DATA EXTRACT:
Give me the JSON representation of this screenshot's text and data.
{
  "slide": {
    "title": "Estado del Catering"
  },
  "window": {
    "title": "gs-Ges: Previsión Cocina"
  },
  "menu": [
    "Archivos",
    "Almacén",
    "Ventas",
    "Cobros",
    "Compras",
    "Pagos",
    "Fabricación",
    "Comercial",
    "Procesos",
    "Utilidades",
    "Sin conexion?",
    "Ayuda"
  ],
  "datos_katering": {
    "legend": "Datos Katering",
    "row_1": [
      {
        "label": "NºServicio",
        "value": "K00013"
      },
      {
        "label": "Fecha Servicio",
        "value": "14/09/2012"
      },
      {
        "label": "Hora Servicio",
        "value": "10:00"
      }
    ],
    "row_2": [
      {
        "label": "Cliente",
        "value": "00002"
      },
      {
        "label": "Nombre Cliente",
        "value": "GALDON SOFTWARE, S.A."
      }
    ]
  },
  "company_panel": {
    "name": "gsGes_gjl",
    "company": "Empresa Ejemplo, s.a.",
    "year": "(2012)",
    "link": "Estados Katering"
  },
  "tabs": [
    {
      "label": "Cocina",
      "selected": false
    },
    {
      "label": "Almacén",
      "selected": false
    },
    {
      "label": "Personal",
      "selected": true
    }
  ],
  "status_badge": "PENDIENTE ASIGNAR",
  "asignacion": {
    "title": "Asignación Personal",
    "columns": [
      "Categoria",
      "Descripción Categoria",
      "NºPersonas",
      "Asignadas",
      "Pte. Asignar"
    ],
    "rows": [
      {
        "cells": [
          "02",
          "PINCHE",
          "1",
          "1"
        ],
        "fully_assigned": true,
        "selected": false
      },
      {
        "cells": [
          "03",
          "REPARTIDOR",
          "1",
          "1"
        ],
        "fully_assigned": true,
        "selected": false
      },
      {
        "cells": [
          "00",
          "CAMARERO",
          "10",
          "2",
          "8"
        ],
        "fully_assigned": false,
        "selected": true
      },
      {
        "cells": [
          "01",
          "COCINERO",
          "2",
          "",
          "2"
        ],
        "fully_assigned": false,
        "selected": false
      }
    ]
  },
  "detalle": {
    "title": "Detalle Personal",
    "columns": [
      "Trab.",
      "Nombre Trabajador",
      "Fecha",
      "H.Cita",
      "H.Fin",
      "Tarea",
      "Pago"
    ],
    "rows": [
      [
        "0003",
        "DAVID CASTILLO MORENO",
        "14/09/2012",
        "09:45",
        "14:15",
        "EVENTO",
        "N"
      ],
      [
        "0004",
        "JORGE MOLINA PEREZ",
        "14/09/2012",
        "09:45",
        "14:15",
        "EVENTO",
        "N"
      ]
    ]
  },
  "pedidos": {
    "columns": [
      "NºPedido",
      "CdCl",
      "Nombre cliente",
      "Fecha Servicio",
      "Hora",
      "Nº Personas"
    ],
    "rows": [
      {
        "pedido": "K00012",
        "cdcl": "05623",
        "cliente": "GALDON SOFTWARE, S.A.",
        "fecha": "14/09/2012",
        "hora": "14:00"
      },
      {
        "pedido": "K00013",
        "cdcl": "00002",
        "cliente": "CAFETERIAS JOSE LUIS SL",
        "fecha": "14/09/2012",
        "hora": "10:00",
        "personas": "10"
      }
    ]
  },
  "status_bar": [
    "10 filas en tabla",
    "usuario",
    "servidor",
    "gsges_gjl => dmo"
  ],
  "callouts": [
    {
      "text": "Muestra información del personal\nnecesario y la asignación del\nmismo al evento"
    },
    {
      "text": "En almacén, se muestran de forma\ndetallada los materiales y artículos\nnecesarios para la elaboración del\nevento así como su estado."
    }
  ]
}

WHAT YOU HAVE TO DO:
Extract the full listing above without altering anything.

ANSWER TO THIS PROBLEM:
Give me the JSON representation of this screenshot's text and data.
{
  "slide": {
    "title": "Estado del Catering"
  },
  "window": {
    "title": "gs-Ges: Previsión Cocina"
  },
  "menu": [
    "Archivos",
    "Almacén",
    "Ventas",
    "Cobros",
    "Compras",
    "Pagos",
    "Fabricación",
    "Comercial",
    "Procesos",
    "Utilidades",
    "Sin conexion?",
    "Ayuda"
  ],
  "datos_katering": {
    "legend": "Datos Katering",
    "row_1": [
      {
        "label": "NºServicio",
        "value": "K00013"
      },
      {
        "label": "Fecha Servicio",
        "value": "14/09/2012"
      },
      {
        "label": "Hora Servicio",
        "value": "10:00"
      }
    ],
    "row_2": [
      {
        "label": "Cliente",
        "value": "00002"
      },
      {
        "label": "Nombre Cliente",
        "value": "GALDON SOFTWARE, S.A."
      }
    ]
  },
  "company_panel": {
    "name": "gsGes_gjl",
    "company": "Empresa Ejemplo, s.a.",
    "year": "(2012)",
    "link": "Estados Katering"
  },
  "tabs": [
    {
      "label": "Cocina",
      "selected": false
    },
    {
      "label": "Almacén",
      "selected": false
    },
    {
      "label": "Personal",
      "selected": true
    }
  ],
  "status_badge": "PENDIENTE ASIGNAR",
  "asignacion": {
    "title": "Asignación Personal",
    "columns": [
      "Categoria",
      "Descripción Categoria",
      "NºPersonas",
      "Asignadas",
      "Pte. Asignar"
    ],
    "rows": [
      {
        "cells": [
          "02",
          "PINCHE",
          "1",
          "1"
        ],
        "fully_assigned": true,
        "selected": false
      },
      {
        "cells": [
          "03",
          "REPARTIDOR",
          "1",
          "1"
        ],
        "fully_assigned": true,
        "selected": false
      },
      {
        "cells": [
          "00",
          "CAMARERO",
          "10",
          "2",
          "8"
        ],
        "fully_assigned": false,
        "selected": true
      },
      {
        "cells": [
          "01",
          "COCINERO",
          "2",
          "",
          "2"
        ],
        "fully_assigned": false,
        "selected": false
      }
    ]
  },
  "detalle": {
    "title": "Detalle Personal",
    "columns": [
      "Trab.",
      "Nombre Trabajador",
      "Fecha",
      "H.Cita",
      "H.Fin",
      "Tarea",
      "Pago"
    ],
    "rows": [
      [
        "0003",
        "DAVID CASTILLO MORENO",
        "14/09/2012",
        "09:45",
        "14:15",
        "EVENTO",
        "N"
      ],
      [
        "0004",
        "JORGE MOLINA PEREZ",
        "14/09/2012",
        "09:45",
        "14:15",
        "EVENTO",
        "N"
      ]
    ]
  },
  "pedidos": {
    "columns": [
      "NºPedido",
      "CdCl",
      "Nombre cliente",
      "Fecha Servicio",
      "Hora",
      "Nº Personas"
    ],
    "rows": [
      {
        "pedido": "K00012",
        "cdcl": "05623",
        "cliente": "GALDON SOFTWARE, S.A.",
        "fecha": "14/09/2012",
        "hora": "14:00"
      },
      {
        "pedido": "K00013",
        "cdcl": "00002",
        "cliente": "CAFETERIAS JOSE LUIS SL",
        "fecha": "14/09/2012",
        "hora": "10:00",
        "personas": "10"
      }
    ]
  },
  "status_bar": [
    "10 filas en tabla",
    "usuario",
    "servidor",
    "gsges_gjl => dmo"
  ],
  "callouts": [
    {
      "text": "Muestra información del personal\nnecesario y la asignación del\nmismo al evento"
    },
    {
      "text": "En almacén, se muestran de forma\ndetallada los materiales y artículos\nnecesarios para la elaboración del\nevento así como su estado."
    }
  ]
}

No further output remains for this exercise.